REQUEST —
Copy the items word for word, starting at their first line and ending at the line that contains "colorbar-bin-0 [404, 239, 425, 255]", with both of those lines included.

EXCERPTED RECORDS —
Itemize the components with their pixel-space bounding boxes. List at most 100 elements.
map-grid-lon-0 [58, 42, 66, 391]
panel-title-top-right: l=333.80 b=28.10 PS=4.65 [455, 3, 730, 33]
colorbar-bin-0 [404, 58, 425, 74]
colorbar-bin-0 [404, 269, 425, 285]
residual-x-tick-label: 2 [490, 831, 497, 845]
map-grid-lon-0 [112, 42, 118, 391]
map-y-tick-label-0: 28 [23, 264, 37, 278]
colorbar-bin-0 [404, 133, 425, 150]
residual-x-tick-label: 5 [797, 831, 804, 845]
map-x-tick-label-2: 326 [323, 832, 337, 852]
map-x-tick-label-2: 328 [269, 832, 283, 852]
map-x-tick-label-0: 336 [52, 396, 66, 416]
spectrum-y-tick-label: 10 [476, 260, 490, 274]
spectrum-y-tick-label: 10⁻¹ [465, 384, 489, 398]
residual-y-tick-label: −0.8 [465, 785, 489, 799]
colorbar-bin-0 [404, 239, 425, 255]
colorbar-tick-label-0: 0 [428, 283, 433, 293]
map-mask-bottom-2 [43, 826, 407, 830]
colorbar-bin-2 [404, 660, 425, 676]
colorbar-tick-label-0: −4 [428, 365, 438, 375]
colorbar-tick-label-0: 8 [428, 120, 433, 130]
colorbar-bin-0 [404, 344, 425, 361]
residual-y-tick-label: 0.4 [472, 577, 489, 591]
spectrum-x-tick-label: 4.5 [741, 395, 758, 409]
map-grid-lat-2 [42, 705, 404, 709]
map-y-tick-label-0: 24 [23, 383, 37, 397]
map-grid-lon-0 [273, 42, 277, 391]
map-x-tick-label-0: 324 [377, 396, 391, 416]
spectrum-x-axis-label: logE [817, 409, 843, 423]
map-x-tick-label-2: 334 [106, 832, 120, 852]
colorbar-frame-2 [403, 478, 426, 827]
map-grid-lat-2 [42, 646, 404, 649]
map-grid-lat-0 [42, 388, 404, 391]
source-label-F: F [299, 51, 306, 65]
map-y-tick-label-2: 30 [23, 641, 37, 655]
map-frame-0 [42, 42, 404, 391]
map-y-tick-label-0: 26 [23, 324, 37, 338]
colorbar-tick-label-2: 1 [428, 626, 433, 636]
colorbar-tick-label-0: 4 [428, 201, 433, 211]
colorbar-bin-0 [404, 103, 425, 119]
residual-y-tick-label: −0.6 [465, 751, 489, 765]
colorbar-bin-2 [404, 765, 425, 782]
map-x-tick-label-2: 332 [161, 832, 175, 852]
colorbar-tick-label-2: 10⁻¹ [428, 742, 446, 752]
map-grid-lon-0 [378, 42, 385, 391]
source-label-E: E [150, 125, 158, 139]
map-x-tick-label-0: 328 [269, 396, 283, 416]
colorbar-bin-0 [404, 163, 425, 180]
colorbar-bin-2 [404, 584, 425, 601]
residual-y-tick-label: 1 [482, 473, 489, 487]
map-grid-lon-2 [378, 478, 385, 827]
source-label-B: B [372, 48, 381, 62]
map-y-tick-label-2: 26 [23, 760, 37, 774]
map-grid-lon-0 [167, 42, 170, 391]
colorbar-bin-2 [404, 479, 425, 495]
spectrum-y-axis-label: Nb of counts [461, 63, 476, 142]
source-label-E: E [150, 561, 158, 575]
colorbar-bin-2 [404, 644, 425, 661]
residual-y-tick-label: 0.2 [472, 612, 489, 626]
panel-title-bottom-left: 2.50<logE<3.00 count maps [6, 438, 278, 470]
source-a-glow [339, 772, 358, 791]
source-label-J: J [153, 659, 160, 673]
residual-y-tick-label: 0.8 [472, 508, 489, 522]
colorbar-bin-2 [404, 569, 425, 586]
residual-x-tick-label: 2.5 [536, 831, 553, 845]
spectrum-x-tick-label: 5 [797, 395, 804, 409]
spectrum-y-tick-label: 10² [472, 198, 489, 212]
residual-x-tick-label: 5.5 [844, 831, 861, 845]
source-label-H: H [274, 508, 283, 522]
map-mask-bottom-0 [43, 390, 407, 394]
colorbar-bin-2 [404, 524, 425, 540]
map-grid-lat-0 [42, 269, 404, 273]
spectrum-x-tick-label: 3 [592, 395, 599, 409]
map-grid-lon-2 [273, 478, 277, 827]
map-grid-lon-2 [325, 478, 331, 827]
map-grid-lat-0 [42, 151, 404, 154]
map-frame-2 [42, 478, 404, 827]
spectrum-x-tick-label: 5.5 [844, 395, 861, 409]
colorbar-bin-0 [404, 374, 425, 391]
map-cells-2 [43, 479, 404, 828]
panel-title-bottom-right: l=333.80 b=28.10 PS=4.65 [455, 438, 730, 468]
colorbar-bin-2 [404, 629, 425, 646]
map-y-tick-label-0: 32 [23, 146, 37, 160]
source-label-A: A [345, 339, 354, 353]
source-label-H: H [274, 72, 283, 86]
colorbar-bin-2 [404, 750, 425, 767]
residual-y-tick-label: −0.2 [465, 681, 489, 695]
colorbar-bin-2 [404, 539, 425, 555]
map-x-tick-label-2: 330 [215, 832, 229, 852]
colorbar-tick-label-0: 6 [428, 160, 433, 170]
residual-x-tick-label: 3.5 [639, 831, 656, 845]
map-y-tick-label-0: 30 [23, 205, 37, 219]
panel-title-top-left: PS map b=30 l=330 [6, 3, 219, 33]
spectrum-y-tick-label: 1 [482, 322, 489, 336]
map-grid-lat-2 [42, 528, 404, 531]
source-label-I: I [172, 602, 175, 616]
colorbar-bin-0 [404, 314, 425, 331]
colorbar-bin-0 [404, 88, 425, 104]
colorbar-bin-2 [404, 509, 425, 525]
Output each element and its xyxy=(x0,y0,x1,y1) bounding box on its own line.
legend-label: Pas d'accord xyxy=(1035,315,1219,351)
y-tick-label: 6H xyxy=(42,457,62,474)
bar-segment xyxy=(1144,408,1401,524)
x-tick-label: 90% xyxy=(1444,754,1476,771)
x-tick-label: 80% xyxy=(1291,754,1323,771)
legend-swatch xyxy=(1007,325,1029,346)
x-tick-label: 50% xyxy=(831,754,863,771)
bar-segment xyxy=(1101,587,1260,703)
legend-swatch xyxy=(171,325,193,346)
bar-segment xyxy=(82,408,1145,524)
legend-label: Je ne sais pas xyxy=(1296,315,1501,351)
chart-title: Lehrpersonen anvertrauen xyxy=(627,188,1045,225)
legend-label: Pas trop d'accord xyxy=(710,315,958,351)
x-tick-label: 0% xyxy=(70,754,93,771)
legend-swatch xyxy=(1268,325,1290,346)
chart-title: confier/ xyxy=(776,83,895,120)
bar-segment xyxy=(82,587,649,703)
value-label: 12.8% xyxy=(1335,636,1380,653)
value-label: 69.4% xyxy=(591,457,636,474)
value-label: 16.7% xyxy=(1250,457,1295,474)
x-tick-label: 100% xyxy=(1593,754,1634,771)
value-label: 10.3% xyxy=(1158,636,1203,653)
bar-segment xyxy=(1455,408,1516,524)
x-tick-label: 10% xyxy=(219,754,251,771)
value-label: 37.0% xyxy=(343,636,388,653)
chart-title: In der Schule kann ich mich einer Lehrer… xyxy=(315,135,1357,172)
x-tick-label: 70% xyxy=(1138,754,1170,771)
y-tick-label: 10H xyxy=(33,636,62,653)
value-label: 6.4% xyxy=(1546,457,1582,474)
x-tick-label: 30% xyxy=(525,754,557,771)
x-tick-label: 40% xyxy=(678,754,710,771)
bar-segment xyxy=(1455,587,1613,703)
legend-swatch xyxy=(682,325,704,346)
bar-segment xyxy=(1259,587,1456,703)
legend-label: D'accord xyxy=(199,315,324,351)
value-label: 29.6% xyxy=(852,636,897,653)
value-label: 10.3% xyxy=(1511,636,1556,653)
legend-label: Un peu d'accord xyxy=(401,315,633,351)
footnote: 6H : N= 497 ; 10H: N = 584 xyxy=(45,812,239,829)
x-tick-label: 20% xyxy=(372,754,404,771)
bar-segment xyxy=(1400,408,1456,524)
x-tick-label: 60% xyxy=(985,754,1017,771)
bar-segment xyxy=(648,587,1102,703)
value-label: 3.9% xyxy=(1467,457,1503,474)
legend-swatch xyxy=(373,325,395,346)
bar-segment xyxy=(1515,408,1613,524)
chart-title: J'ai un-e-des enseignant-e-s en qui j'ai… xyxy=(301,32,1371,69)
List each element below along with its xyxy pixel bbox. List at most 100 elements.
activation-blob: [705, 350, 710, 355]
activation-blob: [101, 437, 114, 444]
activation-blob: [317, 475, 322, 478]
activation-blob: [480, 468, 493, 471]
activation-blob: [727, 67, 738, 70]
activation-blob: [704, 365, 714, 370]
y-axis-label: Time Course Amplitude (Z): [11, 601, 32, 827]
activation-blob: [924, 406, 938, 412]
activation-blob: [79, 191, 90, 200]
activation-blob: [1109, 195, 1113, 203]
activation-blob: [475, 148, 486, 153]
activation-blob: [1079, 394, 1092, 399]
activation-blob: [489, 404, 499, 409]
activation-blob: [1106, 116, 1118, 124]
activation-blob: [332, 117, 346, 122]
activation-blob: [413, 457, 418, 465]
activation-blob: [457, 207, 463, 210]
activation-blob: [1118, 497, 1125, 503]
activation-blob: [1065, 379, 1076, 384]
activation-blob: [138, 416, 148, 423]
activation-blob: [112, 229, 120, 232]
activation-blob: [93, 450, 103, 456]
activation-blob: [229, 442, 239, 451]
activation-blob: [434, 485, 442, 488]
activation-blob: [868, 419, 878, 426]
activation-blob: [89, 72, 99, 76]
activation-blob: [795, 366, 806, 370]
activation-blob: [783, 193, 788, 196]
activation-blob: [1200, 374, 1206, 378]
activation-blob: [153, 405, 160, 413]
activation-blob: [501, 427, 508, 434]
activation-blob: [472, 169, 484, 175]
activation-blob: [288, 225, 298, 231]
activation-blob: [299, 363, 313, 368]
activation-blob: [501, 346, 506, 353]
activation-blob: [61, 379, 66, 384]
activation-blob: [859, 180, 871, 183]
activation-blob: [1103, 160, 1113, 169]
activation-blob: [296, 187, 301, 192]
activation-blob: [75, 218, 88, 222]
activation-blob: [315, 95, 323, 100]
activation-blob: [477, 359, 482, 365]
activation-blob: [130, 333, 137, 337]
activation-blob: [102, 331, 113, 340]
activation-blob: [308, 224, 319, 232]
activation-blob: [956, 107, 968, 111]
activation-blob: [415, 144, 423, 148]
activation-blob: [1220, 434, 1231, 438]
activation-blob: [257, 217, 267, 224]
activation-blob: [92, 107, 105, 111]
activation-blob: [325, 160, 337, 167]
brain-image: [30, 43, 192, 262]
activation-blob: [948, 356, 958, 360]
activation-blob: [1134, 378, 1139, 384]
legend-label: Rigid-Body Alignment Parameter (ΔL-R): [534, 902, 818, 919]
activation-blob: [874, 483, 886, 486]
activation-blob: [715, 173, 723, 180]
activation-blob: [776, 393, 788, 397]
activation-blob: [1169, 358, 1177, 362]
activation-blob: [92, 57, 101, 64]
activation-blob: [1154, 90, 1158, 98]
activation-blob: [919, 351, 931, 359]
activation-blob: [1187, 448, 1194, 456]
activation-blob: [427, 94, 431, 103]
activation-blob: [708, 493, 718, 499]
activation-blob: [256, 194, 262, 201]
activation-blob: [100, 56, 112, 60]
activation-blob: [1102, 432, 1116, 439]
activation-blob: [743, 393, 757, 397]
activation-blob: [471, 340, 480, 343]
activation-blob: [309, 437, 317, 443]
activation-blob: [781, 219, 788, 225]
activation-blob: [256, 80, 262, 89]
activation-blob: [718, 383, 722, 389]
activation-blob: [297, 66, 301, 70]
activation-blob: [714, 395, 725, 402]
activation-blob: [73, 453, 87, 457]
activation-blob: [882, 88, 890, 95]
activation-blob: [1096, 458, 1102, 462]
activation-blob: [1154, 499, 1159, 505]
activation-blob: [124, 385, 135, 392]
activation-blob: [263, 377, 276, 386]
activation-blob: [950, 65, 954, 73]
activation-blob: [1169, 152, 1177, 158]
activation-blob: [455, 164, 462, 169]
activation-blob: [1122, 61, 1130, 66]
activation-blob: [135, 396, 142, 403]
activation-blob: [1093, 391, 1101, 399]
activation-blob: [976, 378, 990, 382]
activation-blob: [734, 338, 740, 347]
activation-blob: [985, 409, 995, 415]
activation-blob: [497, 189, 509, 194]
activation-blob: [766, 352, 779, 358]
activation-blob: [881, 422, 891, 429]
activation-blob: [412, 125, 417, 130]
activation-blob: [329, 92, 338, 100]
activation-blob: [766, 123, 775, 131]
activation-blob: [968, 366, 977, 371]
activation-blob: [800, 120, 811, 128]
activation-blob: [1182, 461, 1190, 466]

SOLUTION TO THIS EXERCISE —
Itemize the components with their pixel-space bounding boxes. List at most 100 elements.
map-grid-lon-0 [58, 42, 66, 391]
panel-title-top-right: l=333.80 b=28.10 PS=4.65 [455, 3, 730, 33]
colorbar-bin-0 [404, 58, 425, 74]
colorbar-bin-0 [404, 269, 425, 285]
residual-x-tick-label: 2 [490, 831, 497, 845]
map-grid-lon-0 [112, 42, 118, 391]
map-y-tick-label-0: 28 [23, 264, 37, 278]
colorbar-bin-0 [404, 133, 425, 150]
residual-x-tick-label: 5 [797, 831, 804, 845]
map-x-tick-label-2: 326 [323, 832, 337, 852]
map-x-tick-label-2: 328 [269, 832, 283, 852]
map-x-tick-label-0: 336 [52, 396, 66, 416]
spectrum-y-tick-label: 10 [476, 260, 490, 274]
spectrum-y-tick-label: 10⁻¹ [465, 384, 489, 398]
residual-y-tick-label: −0.8 [465, 785, 489, 799]
colorbar-bin-0 [404, 239, 425, 255]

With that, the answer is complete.